_THE PROBLEM_. Below are the records; collect from them each line containing the string "sekunder".

%%

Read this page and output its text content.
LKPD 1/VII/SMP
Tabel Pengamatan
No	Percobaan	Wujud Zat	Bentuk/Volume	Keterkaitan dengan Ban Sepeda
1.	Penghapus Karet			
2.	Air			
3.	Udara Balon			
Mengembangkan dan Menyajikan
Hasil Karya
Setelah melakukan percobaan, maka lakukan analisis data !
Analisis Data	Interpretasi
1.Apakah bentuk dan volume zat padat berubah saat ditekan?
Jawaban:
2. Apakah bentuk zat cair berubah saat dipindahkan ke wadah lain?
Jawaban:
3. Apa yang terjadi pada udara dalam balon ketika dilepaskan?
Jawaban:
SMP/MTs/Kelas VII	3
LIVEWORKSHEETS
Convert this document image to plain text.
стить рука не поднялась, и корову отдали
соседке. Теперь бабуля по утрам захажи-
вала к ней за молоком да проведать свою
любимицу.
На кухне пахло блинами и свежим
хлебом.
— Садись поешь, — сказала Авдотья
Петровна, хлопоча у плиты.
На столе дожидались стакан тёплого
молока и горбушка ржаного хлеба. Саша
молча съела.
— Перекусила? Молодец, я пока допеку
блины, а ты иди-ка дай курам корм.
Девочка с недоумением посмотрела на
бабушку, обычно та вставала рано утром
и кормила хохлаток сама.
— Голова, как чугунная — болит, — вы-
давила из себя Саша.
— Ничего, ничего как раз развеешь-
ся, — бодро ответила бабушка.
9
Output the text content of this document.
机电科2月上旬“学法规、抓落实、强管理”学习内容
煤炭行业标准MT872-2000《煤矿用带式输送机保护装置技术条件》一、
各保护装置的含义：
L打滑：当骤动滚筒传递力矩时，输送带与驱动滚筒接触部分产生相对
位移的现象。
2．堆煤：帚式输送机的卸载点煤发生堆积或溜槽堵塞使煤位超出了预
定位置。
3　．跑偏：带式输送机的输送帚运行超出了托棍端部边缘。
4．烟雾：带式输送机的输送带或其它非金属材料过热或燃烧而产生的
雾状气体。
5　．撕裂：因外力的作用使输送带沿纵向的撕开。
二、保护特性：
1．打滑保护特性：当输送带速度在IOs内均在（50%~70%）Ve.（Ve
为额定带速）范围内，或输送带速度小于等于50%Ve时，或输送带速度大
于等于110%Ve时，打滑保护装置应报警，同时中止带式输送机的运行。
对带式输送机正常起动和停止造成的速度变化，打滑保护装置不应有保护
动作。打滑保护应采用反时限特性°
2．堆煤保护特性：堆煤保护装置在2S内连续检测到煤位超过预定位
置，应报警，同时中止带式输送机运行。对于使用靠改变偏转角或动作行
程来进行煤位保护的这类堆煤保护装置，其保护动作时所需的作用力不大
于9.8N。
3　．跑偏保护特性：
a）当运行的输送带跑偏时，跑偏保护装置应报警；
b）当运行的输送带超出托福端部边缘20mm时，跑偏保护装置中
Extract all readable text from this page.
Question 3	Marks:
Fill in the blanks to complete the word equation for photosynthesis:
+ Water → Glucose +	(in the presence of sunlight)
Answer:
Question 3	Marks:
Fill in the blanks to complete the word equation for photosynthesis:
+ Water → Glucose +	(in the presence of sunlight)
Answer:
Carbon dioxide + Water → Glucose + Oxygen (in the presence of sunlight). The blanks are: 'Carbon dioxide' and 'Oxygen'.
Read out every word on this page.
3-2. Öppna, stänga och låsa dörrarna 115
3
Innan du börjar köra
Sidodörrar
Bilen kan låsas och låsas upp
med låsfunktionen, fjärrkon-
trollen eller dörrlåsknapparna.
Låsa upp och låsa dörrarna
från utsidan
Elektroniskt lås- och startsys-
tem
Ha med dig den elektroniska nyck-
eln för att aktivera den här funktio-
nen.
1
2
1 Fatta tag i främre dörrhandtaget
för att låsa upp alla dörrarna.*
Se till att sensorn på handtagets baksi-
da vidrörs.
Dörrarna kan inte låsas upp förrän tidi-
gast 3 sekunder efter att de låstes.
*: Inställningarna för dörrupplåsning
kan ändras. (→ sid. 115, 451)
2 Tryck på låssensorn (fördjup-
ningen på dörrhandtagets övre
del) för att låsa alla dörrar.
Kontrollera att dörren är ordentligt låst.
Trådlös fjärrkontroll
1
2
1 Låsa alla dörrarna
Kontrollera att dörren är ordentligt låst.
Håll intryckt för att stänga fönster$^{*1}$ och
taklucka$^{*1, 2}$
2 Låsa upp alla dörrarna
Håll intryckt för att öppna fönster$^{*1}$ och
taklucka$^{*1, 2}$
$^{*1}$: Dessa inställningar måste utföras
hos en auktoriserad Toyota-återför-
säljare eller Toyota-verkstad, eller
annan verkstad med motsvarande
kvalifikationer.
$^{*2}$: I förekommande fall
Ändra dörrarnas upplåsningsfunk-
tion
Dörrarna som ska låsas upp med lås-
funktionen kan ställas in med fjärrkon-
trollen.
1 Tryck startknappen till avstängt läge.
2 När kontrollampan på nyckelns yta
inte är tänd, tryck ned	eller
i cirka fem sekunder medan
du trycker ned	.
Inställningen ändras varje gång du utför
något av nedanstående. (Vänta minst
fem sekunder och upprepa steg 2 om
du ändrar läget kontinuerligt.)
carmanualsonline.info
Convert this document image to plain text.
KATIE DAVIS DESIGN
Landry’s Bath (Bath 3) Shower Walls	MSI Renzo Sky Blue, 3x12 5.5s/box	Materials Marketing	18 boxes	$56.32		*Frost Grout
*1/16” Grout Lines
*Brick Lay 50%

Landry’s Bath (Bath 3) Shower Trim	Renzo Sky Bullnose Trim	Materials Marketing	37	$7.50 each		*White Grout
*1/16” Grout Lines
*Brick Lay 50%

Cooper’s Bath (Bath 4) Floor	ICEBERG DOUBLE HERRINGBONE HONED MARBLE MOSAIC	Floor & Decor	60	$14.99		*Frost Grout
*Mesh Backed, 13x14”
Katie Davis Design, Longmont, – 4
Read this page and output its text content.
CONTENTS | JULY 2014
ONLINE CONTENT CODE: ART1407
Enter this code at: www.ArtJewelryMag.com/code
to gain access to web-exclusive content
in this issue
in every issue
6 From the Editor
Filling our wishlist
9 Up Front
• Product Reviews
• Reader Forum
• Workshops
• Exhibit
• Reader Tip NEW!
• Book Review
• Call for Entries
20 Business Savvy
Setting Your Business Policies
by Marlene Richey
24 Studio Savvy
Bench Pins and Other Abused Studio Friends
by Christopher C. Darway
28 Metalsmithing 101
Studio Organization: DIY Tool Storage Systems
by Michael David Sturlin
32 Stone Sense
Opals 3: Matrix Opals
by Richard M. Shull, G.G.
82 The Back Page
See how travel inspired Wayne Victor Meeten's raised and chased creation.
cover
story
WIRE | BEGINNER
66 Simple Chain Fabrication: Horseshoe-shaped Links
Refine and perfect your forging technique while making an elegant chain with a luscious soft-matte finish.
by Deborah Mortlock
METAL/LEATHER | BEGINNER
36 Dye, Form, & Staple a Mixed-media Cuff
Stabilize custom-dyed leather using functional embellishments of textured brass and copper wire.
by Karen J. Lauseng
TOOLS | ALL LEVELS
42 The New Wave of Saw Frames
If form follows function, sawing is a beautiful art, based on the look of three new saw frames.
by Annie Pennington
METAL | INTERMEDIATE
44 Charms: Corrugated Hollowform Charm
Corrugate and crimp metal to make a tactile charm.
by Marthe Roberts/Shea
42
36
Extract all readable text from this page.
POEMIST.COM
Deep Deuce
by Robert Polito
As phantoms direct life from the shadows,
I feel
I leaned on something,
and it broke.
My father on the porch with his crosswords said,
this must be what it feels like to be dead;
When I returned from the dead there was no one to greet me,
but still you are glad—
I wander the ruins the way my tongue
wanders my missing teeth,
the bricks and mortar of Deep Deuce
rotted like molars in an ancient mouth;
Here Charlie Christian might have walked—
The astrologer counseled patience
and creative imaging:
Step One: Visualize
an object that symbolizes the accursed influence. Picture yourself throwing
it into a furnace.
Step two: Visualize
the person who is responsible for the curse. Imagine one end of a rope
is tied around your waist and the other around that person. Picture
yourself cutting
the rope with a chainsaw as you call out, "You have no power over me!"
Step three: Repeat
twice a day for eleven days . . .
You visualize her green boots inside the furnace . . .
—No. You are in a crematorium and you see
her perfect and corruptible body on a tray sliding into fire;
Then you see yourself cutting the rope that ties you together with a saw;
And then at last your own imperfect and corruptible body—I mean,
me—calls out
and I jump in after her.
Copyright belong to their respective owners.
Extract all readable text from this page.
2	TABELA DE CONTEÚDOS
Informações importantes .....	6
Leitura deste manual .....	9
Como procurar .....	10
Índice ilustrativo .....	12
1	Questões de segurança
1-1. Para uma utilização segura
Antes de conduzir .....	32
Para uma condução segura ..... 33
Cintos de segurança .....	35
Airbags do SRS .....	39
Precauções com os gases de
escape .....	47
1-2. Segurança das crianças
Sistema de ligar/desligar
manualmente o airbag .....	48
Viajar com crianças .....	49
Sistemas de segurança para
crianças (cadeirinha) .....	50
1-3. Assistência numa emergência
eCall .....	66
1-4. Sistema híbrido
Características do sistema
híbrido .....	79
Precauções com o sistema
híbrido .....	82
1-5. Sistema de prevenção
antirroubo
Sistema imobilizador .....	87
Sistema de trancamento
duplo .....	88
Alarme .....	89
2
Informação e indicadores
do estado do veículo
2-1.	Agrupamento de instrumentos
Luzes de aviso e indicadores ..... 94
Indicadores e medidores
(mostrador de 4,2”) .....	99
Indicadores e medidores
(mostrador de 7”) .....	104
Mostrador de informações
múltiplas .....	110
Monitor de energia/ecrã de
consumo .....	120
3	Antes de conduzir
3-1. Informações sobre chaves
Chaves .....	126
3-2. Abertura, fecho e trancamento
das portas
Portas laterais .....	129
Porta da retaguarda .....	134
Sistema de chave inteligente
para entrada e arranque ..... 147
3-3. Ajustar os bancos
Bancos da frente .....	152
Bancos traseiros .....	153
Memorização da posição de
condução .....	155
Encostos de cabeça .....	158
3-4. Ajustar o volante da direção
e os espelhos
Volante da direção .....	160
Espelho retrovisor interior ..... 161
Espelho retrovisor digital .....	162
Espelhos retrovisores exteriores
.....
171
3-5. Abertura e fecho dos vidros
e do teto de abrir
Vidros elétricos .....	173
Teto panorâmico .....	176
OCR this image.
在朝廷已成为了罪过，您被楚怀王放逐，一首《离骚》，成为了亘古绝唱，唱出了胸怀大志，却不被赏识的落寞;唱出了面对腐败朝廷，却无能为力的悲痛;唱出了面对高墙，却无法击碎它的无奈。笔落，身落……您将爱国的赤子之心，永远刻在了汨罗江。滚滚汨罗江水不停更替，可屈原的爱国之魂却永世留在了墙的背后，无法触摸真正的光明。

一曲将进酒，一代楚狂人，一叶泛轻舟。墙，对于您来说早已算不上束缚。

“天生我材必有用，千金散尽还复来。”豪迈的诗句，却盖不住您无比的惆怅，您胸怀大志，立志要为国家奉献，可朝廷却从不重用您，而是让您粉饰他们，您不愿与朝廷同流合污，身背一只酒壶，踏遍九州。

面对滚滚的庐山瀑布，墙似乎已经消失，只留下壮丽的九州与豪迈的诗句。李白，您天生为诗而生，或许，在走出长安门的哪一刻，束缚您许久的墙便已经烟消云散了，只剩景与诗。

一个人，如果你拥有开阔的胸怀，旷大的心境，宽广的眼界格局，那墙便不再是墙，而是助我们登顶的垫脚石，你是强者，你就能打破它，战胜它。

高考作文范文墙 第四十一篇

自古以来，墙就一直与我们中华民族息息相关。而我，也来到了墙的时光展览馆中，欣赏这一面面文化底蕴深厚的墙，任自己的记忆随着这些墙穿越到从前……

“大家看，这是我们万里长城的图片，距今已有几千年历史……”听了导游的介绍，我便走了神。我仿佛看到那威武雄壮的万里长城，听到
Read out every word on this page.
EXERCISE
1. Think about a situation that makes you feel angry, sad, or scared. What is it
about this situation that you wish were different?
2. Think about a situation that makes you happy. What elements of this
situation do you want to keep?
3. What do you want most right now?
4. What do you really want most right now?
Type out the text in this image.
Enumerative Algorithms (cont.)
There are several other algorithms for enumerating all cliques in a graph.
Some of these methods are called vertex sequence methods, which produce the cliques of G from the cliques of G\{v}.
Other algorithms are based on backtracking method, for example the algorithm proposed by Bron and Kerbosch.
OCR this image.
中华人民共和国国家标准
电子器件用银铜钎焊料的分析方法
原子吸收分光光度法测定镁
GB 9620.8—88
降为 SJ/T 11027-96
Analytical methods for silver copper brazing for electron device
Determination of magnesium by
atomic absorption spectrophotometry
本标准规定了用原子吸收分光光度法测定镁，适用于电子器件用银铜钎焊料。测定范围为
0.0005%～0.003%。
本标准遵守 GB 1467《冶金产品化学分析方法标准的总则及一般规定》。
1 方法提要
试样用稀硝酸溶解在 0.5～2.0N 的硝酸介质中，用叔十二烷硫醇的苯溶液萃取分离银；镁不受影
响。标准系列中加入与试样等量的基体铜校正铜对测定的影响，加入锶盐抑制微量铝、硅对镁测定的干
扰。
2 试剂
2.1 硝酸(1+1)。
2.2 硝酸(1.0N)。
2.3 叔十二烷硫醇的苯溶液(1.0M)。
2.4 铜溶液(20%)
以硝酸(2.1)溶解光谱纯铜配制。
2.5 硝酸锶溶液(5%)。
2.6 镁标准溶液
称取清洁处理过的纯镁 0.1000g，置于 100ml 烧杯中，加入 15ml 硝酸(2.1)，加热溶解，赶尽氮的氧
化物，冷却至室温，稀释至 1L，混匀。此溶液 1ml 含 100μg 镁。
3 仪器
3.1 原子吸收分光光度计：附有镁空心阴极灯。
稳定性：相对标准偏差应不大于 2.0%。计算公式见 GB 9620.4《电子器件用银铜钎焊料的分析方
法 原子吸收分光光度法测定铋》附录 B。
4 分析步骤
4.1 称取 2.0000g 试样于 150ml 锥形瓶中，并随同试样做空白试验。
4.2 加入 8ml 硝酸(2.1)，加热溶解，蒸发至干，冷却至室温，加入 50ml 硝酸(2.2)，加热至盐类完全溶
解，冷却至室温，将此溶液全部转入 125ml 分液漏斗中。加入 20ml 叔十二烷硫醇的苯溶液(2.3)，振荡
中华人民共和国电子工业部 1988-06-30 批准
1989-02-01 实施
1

%%

_WRITTEN RESPONSE_.
gast 3 sekunder efter att de låstes.
i cirka fem sekunder medan
fem sekunder och upprepa steg 2 om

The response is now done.